* CHALLENGE
Make an exact copy of all the material below, apart from the pictures.

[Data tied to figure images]

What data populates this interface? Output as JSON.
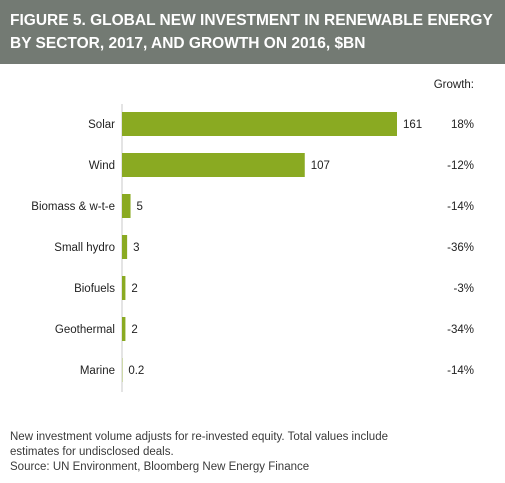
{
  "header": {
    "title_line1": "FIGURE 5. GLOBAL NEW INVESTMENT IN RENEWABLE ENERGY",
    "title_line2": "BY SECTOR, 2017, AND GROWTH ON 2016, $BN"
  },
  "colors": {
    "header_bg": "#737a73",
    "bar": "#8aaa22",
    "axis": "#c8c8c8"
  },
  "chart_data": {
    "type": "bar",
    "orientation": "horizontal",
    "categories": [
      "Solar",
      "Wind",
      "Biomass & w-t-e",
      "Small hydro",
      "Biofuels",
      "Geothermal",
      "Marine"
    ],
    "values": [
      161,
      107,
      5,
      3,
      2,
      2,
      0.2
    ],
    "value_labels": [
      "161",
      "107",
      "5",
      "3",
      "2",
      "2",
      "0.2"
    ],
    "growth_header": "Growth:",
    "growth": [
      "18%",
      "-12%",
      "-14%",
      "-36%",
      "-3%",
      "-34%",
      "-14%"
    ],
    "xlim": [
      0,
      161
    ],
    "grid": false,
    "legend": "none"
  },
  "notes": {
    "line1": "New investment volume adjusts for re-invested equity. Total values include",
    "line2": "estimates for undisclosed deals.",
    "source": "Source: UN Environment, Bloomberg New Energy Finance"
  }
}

* ANSWER TO THE EXERCISE
What data populates this interface? Output as JSON.
{
  "header": {
    "title_line1": "FIGURE 5. GLOBAL NEW INVESTMENT IN RENEWABLE ENERGY",
    "title_line2": "BY SECTOR, 2017, AND GROWTH ON 2016, $BN"
  },
  "colors": {
    "header_bg": "#737a73",
    "bar": "#8aaa22",
    "axis": "#c8c8c8"
  },
  "chart_data": {
    "type": "bar",
    "orientation": "horizontal",
    "categories": [
      "Solar",
      "Wind",
      "Biomass & w-t-e",
      "Small hydro",
      "Biofuels",
      "Geothermal",
      "Marine"
    ],
    "values": [
      161,
      107,
      5,
      3,
      2,
      2,
      0.2
    ],
    "value_labels": [
      "161",
      "107",
      "5",
      "3",
      "2",
      "2",
      "0.2"
    ],
    "growth_header": "Growth:",
    "growth": [
      "18%",
      "-12%",
      "-14%",
      "-36%",
      "-3%",
      "-34%",
      "-14%"
    ],
    "xlim": [
      0,
      161
    ],
    "grid": false,
    "legend": "none"
  },
  "notes": {
    "line1": "New investment volume adjusts for re-invested equity. Total values include",
    "line2": "estimates for undisclosed deals.",
    "source": "Source: UN Environment, Bloomberg New Energy Finance"
  }
}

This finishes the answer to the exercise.